◆ Exercise instructions: With the pictures left out, copy the listing below exactly.

◆ Dataset entries:
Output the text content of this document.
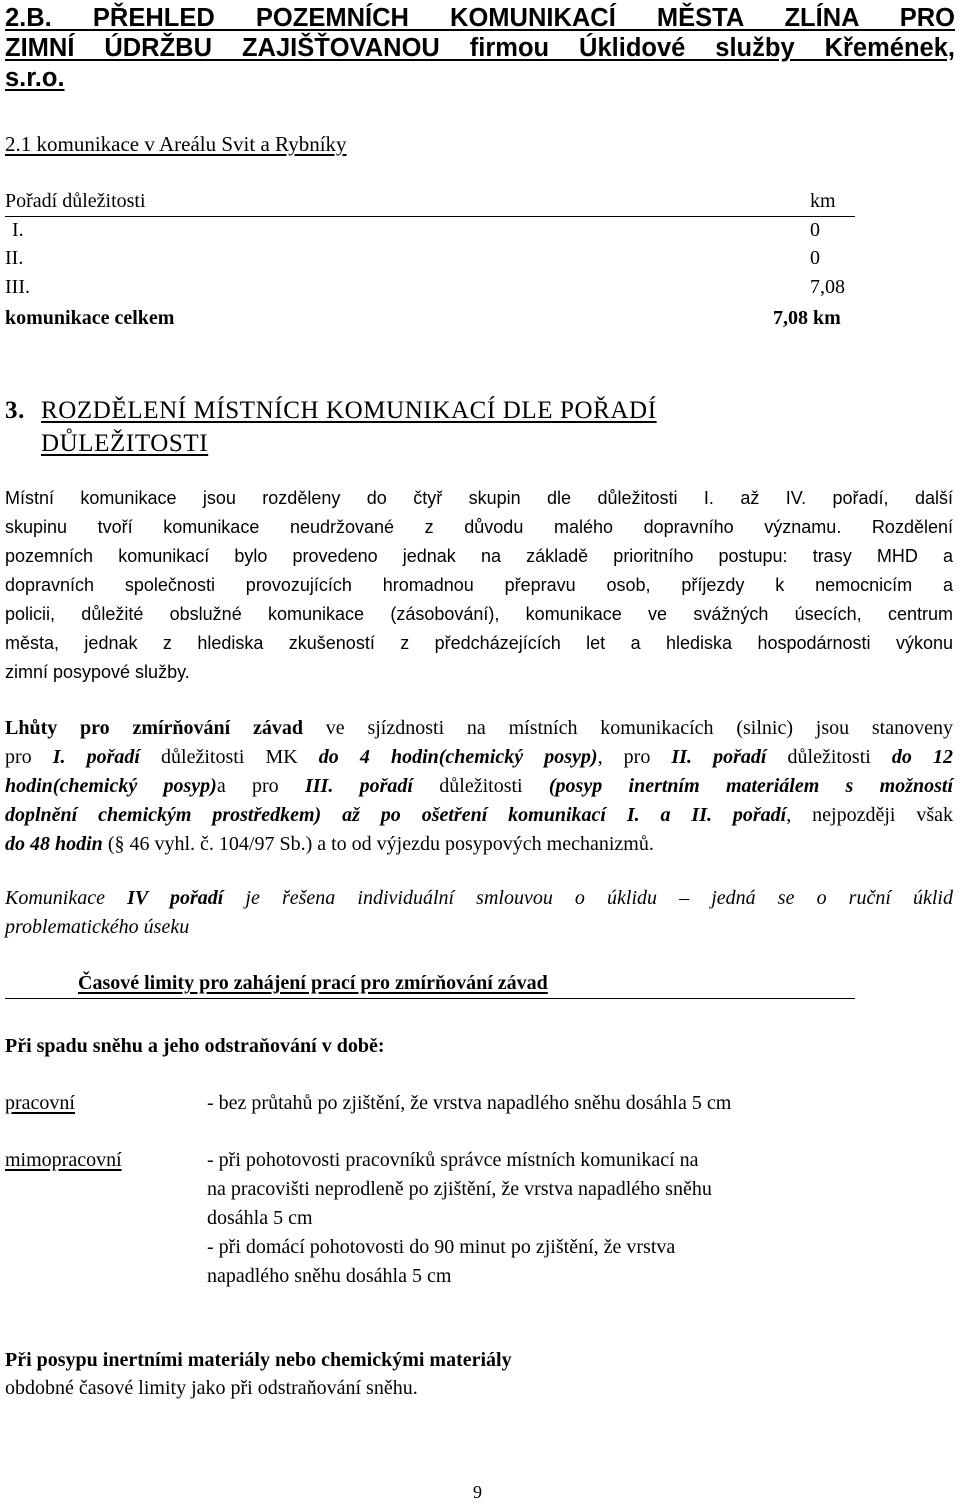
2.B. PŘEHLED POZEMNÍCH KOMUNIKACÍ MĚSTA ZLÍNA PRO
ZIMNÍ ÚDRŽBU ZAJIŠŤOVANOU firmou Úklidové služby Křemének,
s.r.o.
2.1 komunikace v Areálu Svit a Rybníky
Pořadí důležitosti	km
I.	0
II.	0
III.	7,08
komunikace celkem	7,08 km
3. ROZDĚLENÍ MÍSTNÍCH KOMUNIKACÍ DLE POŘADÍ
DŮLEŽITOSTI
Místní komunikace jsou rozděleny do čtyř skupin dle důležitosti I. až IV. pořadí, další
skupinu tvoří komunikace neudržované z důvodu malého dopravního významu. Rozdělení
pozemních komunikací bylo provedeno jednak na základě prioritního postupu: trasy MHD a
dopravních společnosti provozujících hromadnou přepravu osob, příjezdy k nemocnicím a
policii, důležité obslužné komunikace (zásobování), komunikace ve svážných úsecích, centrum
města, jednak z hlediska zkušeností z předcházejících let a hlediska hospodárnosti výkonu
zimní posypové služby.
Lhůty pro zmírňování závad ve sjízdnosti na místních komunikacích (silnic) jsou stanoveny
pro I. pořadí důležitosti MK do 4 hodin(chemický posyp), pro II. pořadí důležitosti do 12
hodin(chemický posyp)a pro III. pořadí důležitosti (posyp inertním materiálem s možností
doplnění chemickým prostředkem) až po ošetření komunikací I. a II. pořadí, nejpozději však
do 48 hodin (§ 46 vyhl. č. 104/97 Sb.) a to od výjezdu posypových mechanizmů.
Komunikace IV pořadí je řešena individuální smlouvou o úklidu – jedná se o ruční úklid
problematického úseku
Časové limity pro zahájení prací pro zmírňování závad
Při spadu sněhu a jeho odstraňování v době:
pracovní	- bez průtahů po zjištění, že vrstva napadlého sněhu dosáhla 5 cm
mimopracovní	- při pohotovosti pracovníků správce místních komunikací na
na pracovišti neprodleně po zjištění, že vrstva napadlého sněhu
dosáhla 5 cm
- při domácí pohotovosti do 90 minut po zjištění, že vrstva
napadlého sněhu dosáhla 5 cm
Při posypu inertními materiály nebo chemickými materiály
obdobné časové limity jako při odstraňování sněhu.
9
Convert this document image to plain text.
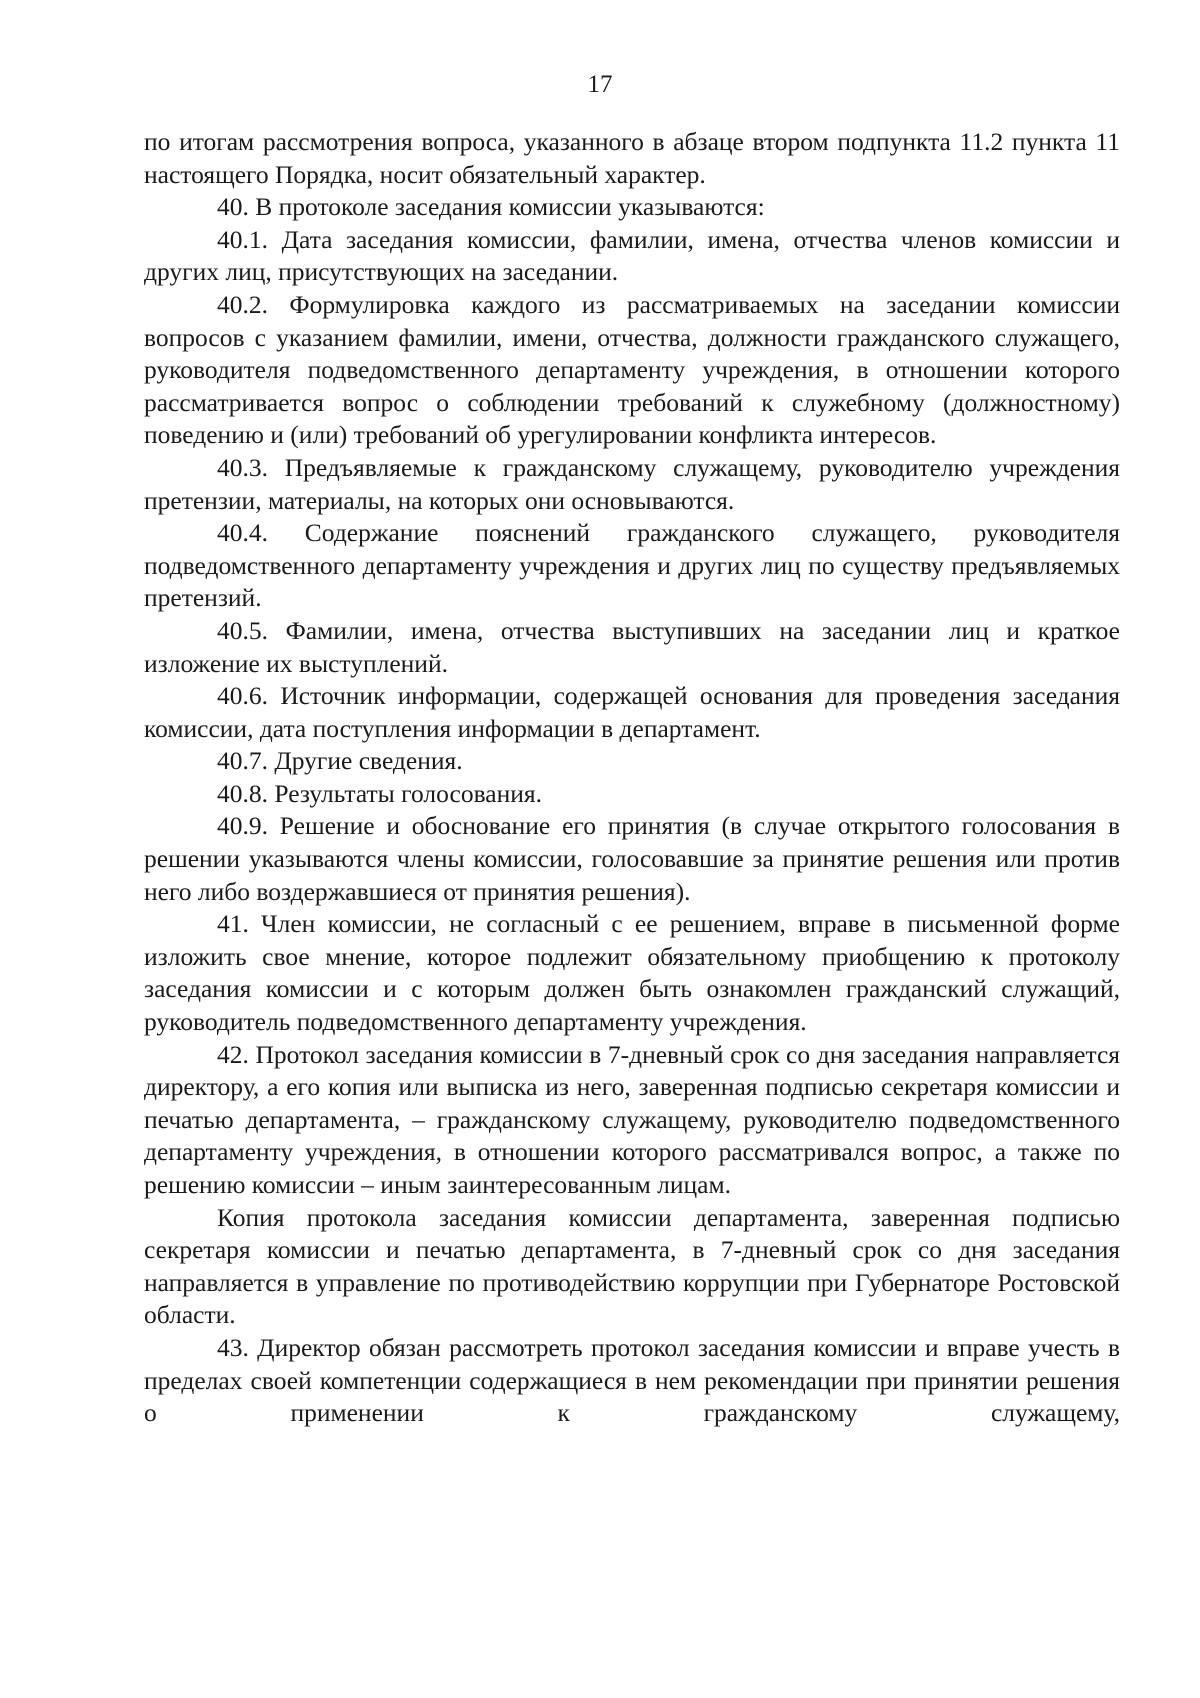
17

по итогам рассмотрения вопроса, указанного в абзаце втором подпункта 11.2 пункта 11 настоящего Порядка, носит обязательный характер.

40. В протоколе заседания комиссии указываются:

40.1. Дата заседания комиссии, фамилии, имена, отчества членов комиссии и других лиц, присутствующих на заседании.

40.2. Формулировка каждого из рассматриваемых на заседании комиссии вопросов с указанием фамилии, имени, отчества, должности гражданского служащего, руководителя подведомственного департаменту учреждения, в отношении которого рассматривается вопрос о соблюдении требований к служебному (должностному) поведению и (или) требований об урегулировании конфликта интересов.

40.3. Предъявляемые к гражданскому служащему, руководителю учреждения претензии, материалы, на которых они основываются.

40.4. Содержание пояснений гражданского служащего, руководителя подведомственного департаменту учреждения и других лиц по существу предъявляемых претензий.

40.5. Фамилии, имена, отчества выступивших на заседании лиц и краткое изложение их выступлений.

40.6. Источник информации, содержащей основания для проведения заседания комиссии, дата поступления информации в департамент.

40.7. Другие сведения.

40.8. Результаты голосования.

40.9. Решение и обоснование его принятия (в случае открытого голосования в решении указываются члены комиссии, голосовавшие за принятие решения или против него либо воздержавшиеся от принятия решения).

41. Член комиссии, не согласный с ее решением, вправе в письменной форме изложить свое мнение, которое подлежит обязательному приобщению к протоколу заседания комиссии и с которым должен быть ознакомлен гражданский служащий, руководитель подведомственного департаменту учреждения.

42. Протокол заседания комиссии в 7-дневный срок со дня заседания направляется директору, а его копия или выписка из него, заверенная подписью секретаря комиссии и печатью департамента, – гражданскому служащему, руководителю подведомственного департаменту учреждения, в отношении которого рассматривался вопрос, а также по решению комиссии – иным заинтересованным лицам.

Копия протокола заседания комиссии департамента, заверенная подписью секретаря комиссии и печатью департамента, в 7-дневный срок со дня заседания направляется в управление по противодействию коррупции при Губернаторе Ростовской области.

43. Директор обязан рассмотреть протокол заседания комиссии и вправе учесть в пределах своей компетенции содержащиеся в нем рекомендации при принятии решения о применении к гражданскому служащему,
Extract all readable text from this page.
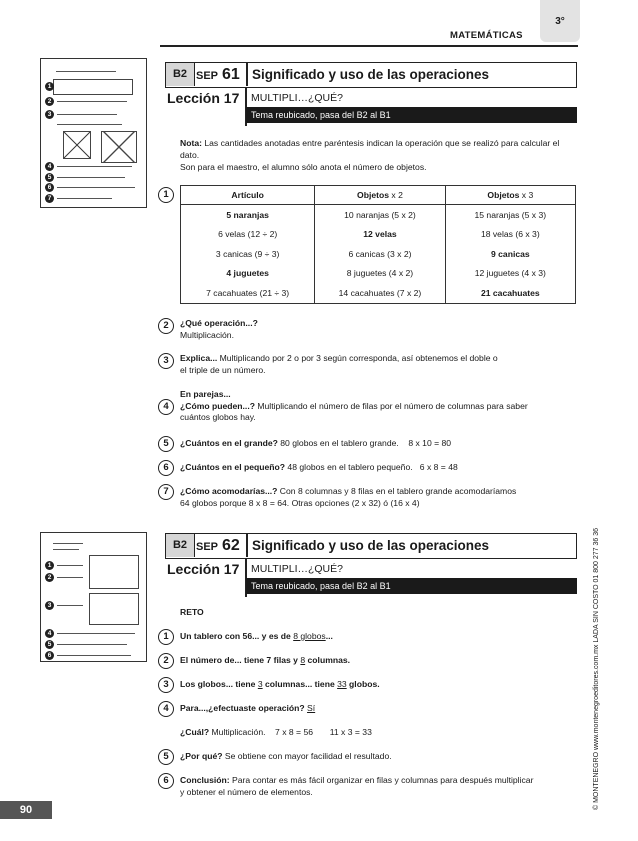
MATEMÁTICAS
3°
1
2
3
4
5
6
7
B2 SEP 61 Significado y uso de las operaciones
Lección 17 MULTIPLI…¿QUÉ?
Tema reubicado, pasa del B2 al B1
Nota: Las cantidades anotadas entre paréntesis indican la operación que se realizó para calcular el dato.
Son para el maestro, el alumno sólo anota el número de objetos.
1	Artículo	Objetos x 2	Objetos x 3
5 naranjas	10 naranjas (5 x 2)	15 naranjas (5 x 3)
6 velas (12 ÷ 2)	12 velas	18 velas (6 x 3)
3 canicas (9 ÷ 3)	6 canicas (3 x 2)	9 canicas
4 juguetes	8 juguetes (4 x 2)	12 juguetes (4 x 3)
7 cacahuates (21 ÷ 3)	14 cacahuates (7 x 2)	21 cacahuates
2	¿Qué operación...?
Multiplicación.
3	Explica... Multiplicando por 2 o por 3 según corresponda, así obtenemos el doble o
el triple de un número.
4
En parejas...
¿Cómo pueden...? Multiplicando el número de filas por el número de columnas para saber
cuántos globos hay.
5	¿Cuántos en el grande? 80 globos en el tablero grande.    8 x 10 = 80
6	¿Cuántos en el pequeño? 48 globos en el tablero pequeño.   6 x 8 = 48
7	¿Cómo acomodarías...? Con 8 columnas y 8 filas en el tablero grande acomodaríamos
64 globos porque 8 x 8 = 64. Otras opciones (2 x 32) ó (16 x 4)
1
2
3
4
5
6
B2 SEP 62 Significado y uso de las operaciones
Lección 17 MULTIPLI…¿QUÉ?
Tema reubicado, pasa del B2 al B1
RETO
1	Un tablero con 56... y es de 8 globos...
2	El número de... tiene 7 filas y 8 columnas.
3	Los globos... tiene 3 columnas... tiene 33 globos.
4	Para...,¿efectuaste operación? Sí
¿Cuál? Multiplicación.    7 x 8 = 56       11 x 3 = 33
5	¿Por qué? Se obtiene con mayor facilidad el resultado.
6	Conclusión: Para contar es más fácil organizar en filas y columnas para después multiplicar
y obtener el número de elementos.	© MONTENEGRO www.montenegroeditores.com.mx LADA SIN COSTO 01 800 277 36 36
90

◆ Exercise answer:
Output the text content of this document.
2.B. PŘEHLED POZEMNÍCH KOMUNIKACÍ MĚSTA ZLÍNA PRO
ZIMNÍ ÚDRŽBU ZAJIŠŤOVANOU firmou Úklidové služby Křemének,
s.r.o.
2.1 komunikace v Areálu Svit a Rybníky
Pořadí důležitosti	km
I.	0
II.	0
III.	7,08
komunikace celkem	7,08 km
3. ROZDĚLENÍ MÍSTNÍCH KOMUNIKACÍ DLE POŘADÍ
DŮLEŽITOSTI
Místní komunikace jsou rozděleny do čtyř skupin dle důležitosti I. až IV. pořadí, další
skupinu tvoří komunikace neudržované z důvodu malého dopravního významu. Rozdělení
pozemních komunikací bylo provedeno jednak na základě prioritního postupu: trasy MHD a
dopravních společnosti provozujících hromadnou přepravu osob, příjezdy k nemocnicím a
policii, důležité obslužné komunikace (zásobování), komunikace ve svážných úsecích, centrum
města, jednak z hlediska zkušeností z předcházejících let a hlediska hospodárnosti výkonu
zimní posypové služby.
Lhůty pro zmírňování závad ve sjízdnosti na místních komunikacích (silnic) jsou stanoveny
pro I. pořadí důležitosti MK do 4 hodin(chemický posyp), pro II. pořadí důležitosti do 12
hodin(chemický posyp)a pro III. pořadí důležitosti (posyp inertním materiálem s možností
doplnění chemickým prostředkem) až po ošetření komunikací I. a II. pořadí, nejpozději však
do 48 hodin (§ 46 vyhl. č. 104/97 Sb.) a to od výjezdu posypových mechanizmů.
Komunikace IV pořadí je řešena individuální smlouvou o úklidu – jedná se o ruční úklid
problematického úseku
Časové limity pro zahájení prací pro zmírňování závad
Při spadu sněhu a jeho odstraňování v době:
pracovní	- bez průtahů po zjištění, že vrstva napadlého sněhu dosáhla 5 cm
mimopracovní	- při pohotovosti pracovníků správce místních komunikací na
na pracovišti neprodleně po zjištění, že vrstva napadlého sněhu
dosáhla 5 cm
- při domácí pohotovosti do 90 minut po zjištění, že vrstva
napadlého sněhu dosáhla 5 cm
Při posypu inertními materiály nebo chemickými materiály
obdobné časové limity jako při odstraňování sněhu.
9
Convert this document image to plain text.
17

по итогам рассмотрения вопроса, указанного в абзаце втором подпункта 11.2 пункта 11 настоящего Порядка, носит обязательный характер.

40. В протоколе заседания комиссии указываются:

40.1. Дата заседания комиссии, фамилии, имена, отчества членов комиссии и других лиц, присутствующих на заседании.

40.2. Формулировка каждого из рассматриваемых на заседании комиссии вопросов с указанием фамилии, имени, отчества, должности гражданского служащего, руководителя подведомственного департаменту учреждения, в отношении которого рассматривается вопрос о соблюдении требований к служебному (должностному) поведению и (или) требований об урегулировании конфликта интересов.

40.3. Предъявляемые к гражданскому служащему, руководителю учреждения претензии, материалы, на которых они основываются.

40.4. Содержание пояснений гражданского служащего, руководителя подведомственного департаменту учреждения и других лиц по существу предъявляемых претензий.

40.5. Фамилии, имена, отчества выступивших на заседании лиц и краткое изложение их выступлений.

40.6. Источник информации, содержащей основания для проведения заседания комиссии, дата поступления информации в департамент.

40.7. Другие сведения.

40.8. Результаты голосования.

40.9. Решение и обоснование его принятия (в случае открытого голосования в решении указываются члены комиссии, голосовавшие за принятие решения или против него либо воздержавшиеся от принятия решения).

41. Член комиссии, не согласный с ее решением, вправе в письменной форме изложить свое мнение, которое подлежит обязательному приобщению к протоколу заседания комиссии и с которым должен быть ознакомлен гражданский служащий, руководитель подведомственного департаменту учреждения.

42. Протокол заседания комиссии в 7-дневный срок со дня заседания направляется директору, а его копия или выписка из него, заверенная подписью секретаря комиссии и печатью департамента, – гражданскому служащему, руководителю подведомственного департаменту учреждения, в отношении которого рассматривался вопрос, а также по решению комиссии – иным заинтересованным лицам.

Копия протокола заседания комиссии департамента, заверенная подписью секретаря комиссии и печатью департамента, в 7-дневный срок со дня заседания направляется в управление по противодействию коррупции при Губернаторе Ростовской области.

43. Директор обязан рассмотреть протокол заседания комиссии и вправе учесть в пределах своей компетенции содержащиеся в нем рекомендации при принятии решения о применении к гражданскому служащему,
Extract all readable text from this page.
MATEMÁTICAS
3°
1
2
3
4
5
6
7
B2 SEP 61 Significado y uso de las operaciones
Lección 17 MULTIPLI…¿QUÉ?
Tema reubicado, pasa del B2 al B1
Nota: Las cantidades anotadas entre paréntesis indican la operación que se realizó para calcular el dato.
Son para el maestro, el alumno sólo anota el número de objetos.
1	Artículo	Objetos x 2	Objetos x 3
5 naranjas	10 naranjas (5 x 2)	15 naranjas (5 x 3)
6 velas (12 ÷ 2)	12 velas	18 velas (6 x 3)
3 canicas (9 ÷ 3)	6 canicas (3 x 2)	9 canicas
4 juguetes	8 juguetes (4 x 2)	12 juguetes (4 x 3)
7 cacahuates (21 ÷ 3)	14 cacahuates (7 x 2)	21 cacahuates
2	¿Qué operación...?
Multiplicación.
3	Explica... Multiplicando por 2 o por 3 según corresponda, así obtenemos el doble o
el triple de un número.
4
En parejas...
¿Cómo pueden...? Multiplicando el número de filas por el número de columnas para saber
cuántos globos hay.
5	¿Cuántos en el grande? 80 globos en el tablero grande.    8 x 10 = 80
6	¿Cuántos en el pequeño? 48 globos en el tablero pequeño.   6 x 8 = 48
7	¿Cómo acomodarías...? Con 8 columnas y 8 filas en el tablero grande acomodaríamos
64 globos porque 8 x 8 = 64. Otras opciones (2 x 32) ó (16 x 4)
1
2
3
4
5
6
B2 SEP 62 Significado y uso de las operaciones
Lección 17 MULTIPLI…¿QUÉ?
Tema reubicado, pasa del B2 al B1
RETO
1	Un tablero con 56... y es de 8 globos...
2	El número de... tiene 7 filas y 8 columnas.
3	Los globos... tiene 3 columnas... tiene 33 globos.
4	Para...,¿efectuaste operación? Sí
¿Cuál? Multiplicación.    7 x 8 = 56       11 x 3 = 33
5	¿Por qué? Se obtiene con mayor facilidad el resultado.
6	Conclusión: Para contar es más fácil organizar en filas y columnas para después multiplicar
y obtener el número de elementos.	© MONTENEGRO www.montenegroeditores.com.mx LADA SIN COSTO 01 800 277 36 36
90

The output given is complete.